==== THE DATA ====

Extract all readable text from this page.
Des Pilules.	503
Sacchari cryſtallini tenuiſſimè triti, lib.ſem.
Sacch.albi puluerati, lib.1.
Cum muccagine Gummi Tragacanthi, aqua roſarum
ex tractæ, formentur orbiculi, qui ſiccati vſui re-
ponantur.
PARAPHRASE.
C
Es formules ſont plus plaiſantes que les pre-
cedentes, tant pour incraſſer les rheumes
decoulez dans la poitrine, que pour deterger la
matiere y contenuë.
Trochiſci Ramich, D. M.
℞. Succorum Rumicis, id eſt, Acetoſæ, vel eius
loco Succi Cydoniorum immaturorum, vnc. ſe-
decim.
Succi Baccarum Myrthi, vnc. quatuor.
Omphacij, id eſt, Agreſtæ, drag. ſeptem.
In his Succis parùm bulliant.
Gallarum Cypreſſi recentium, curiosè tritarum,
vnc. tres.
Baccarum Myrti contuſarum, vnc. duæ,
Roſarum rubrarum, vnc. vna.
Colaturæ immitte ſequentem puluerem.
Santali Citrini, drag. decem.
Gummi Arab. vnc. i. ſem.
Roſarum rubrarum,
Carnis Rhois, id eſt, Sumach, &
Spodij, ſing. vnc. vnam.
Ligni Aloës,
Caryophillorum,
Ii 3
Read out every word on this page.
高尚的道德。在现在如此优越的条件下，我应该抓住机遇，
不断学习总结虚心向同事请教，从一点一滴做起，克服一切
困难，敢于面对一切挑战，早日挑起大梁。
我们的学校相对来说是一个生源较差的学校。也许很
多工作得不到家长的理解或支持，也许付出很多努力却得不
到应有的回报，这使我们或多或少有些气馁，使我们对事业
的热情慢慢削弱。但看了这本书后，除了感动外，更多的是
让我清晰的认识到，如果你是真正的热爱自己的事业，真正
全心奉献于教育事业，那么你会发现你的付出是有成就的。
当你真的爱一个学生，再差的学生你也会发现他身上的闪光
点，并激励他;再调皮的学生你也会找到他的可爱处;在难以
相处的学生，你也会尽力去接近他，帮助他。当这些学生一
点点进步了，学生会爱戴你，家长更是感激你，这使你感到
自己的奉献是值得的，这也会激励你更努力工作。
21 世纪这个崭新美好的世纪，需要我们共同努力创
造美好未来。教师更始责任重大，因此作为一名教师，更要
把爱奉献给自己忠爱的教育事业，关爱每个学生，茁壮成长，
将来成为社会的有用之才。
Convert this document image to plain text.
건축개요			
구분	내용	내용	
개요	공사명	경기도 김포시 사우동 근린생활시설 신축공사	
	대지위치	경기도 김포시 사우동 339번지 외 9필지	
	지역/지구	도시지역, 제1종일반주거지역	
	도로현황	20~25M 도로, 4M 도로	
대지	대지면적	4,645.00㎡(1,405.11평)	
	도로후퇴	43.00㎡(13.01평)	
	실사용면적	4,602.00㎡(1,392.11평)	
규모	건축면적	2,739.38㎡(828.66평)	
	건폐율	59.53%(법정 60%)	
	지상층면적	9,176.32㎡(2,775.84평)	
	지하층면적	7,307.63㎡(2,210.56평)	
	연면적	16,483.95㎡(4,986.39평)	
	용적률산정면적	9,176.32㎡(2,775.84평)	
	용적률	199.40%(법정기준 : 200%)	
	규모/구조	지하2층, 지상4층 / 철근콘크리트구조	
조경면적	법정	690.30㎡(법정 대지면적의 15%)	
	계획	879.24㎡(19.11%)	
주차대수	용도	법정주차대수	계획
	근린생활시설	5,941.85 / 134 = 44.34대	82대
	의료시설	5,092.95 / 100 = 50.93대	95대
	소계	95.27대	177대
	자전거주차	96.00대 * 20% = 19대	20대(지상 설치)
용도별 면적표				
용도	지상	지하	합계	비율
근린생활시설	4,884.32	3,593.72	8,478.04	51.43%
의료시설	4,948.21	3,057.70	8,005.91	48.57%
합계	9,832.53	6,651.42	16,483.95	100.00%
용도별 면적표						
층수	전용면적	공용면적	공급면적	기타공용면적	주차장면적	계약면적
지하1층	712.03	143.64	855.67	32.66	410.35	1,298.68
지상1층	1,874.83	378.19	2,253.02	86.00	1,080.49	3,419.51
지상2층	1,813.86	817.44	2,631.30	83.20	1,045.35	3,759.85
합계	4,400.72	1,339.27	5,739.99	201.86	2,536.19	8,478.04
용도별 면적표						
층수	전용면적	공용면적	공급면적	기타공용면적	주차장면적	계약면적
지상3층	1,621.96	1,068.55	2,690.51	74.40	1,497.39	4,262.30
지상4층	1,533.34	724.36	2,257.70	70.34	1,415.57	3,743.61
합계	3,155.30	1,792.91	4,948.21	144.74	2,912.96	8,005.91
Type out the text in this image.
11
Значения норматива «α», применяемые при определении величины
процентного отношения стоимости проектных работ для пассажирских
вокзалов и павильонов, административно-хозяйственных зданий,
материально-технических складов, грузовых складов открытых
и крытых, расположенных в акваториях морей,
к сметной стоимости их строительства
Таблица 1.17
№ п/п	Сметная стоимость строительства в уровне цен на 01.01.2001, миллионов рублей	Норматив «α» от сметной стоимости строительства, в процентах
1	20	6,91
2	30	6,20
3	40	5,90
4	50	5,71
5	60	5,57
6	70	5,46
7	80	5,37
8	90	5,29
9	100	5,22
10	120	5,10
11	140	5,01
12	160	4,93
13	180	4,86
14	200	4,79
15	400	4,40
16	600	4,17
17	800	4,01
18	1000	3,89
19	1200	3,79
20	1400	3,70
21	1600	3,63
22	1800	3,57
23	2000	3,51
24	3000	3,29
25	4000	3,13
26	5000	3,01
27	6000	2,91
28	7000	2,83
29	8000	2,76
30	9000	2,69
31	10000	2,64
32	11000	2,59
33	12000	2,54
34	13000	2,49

====

**SHORT TASK**. Copy every record exactly as presented.

**ANSWER**.
Extract all readable text from this page.
Des Pilules.	503
Sacchari cryſtallini tenuiſſimè triti, lib.ſem.
Sacch.albi puluerati, lib.1.
Cum muccagine Gummi Tragacanthi, aqua roſarum
ex tractæ, formentur orbiculi, qui ſiccati vſui re-
ponantur.
PARAPHRASE.
C
Es formules ſont plus plaiſantes que les pre-
cedentes, tant pour incraſſer les rheumes
decoulez dans la poitrine, que pour deterger la
matiere y contenuë.
Trochiſci Ramich, D. M.
℞. Succorum Rumicis, id eſt, Acetoſæ, vel eius
loco Succi Cydoniorum immaturorum, vnc. ſe-
decim.
Succi Baccarum Myrthi, vnc. quatuor.
Omphacij, id eſt, Agreſtæ, drag. ſeptem.
In his Succis parùm bulliant.
Gallarum Cypreſſi recentium, curiosè tritarum,
vnc. tres.
Baccarum Myrti contuſarum, vnc. duæ,
Roſarum rubrarum, vnc. vna.
Colaturæ immitte ſequentem puluerem.
Santali Citrini, drag. decem.
Gummi Arab. vnc. i. ſem.
Roſarum rubrarum,
Carnis Rhois, id eſt, Sumach, &
Spodij, ſing. vnc. vnam.
Ligni Aloës,
Caryophillorum,
Ii 3
Read out every word on this page.
高尚的道德。在现在如此优越的条件下，我应该抓住机遇，
不断学习总结虚心向同事请教，从一点一滴做起，克服一切
困难，敢于面对一切挑战，早日挑起大梁。
我们的学校相对来说是一个生源较差的学校。也许很
多工作得不到家长的理解或支持，也许付出很多努力却得不
到应有的回报，这使我们或多或少有些气馁，使我们对事业
的热情慢慢削弱。但看了这本书后，除了感动外，更多的是
让我清晰的认识到，如果你是真正的热爱自己的事业，真正
全心奉献于教育事业，那么你会发现你的付出是有成就的。
当你真的爱一个学生，再差的学生你也会发现他身上的闪光
点，并激励他;再调皮的学生你也会找到他的可爱处;在难以
相处的学生，你也会尽力去接近他，帮助他。当这些学生一
点点进步了，学生会爱戴你，家长更是感激你，这使你感到
自己的奉献是值得的，这也会激励你更努力工作。
21 世纪这个崭新美好的世纪，需要我们共同努力创
造美好未来。教师更始责任重大，因此作为一名教师，更要
把爱奉献给自己忠爱的教育事业，关爱每个学生，茁壮成长，
将来成为社会的有用之才。
Convert this document image to plain text.
건축개요			
구분	내용	내용	
개요	공사명	경기도 김포시 사우동 근린생활시설 신축공사	
	대지위치	경기도 김포시 사우동 339번지 외 9필지	
	지역/지구	도시지역, 제1종일반주거지역	
	도로현황	20~25M 도로, 4M 도로	
대지	대지면적	4,645.00㎡(1,405.11평)	
	도로후퇴	43.00㎡(13.01평)	
	실사용면적	4,602.00㎡(1,392.11평)	
규모	건축면적	2,739.38㎡(828.66평)	
	건폐율	59.53%(법정 60%)	
	지상층면적	9,176.32㎡(2,775.84평)	
	지하층면적	7,307.63㎡(2,210.56평)	
	연면적	16,483.95㎡(4,986.39평)	
	용적률산정면적	9,176.32㎡(2,775.84평)	
	용적률	199.40%(법정기준 : 200%)	
	규모/구조	지하2층, 지상4층 / 철근콘크리트구조	
조경면적	법정	690.30㎡(법정 대지면적의 15%)	
	계획	879.24㎡(19.11%)	
주차대수	용도	법정주차대수	계획
	근린생활시설	5,941.85 / 134 = 44.34대	82대
	의료시설	5,092.95 / 100 = 50.93대	95대
	소계	95.27대	177대
	자전거주차	96.00대 * 20% = 19대	20대(지상 설치)
용도별 면적표				
용도	지상	지하	합계	비율
근린생활시설	4,884.32	3,593.72	8,478.04	51.43%
의료시설	4,948.21	3,057.70	8,005.91	48.57%
합계	9,832.53	6,651.42	16,483.95	100.00%
용도별 면적표						
층수	전용면적	공용면적	공급면적	기타공용면적	주차장면적	계약면적
지하1층	712.03	143.64	855.67	32.66	410.35	1,298.68
지상1층	1,874.83	378.19	2,253.02	86.00	1,080.49	3,419.51
지상2층	1,813.86	817.44	2,631.30	83.20	1,045.35	3,759.85
합계	4,400.72	1,339.27	5,739.99	201.86	2,536.19	8,478.04
용도별 면적표						
층수	전용면적	공용면적	공급면적	기타공용면적	주차장면적	계약면적
지상3층	1,621.96	1,068.55	2,690.51	74.40	1,497.39	4,262.30
지상4층	1,533.34	724.36	2,257.70	70.34	1,415.57	3,743.61
합계	3,155.30	1,792.91	4,948.21	144.74	2,912.96	8,005.91
Type out the text in this image.
11
Значения норматива «α», применяемые при определении величины
процентного отношения стоимости проектных работ для пассажирских
вокзалов и павильонов, административно-хозяйственных зданий,
материально-технических складов, грузовых складов открытых
и крытых, расположенных в акваториях морей,
к сметной стоимости их строительства
Таблица 1.17
№ п/п	Сметная стоимость строительства в уровне цен на 01.01.2001, миллионов рублей	Норматив «α» от сметной стоимости строительства, в процентах
1	20	6,91
2	30	6,20
3	40	5,90
4	50	5,71
5	60	5,57
6	70	5,46
7	80	5,37
8	90	5,29
9	100	5,22
10	120	5,10
11	140	5,01
12	160	4,93
13	180	4,86
14	200	4,79
15	400	4,40
16	600	4,17
17	800	4,01
18	1000	3,89
19	1200	3,79
20	1400	3,70
21	1600	3,63
22	1800	3,57
23	2000	3,51
24	3000	3,29
25	4000	3,13
26	5000	3,01
27	6000	2,91
28	7000	2,83
29	8000	2,76
30	9000	2,69
31	10000	2,64
32	11000	2,59
33	12000	2,54
34	13000	2,49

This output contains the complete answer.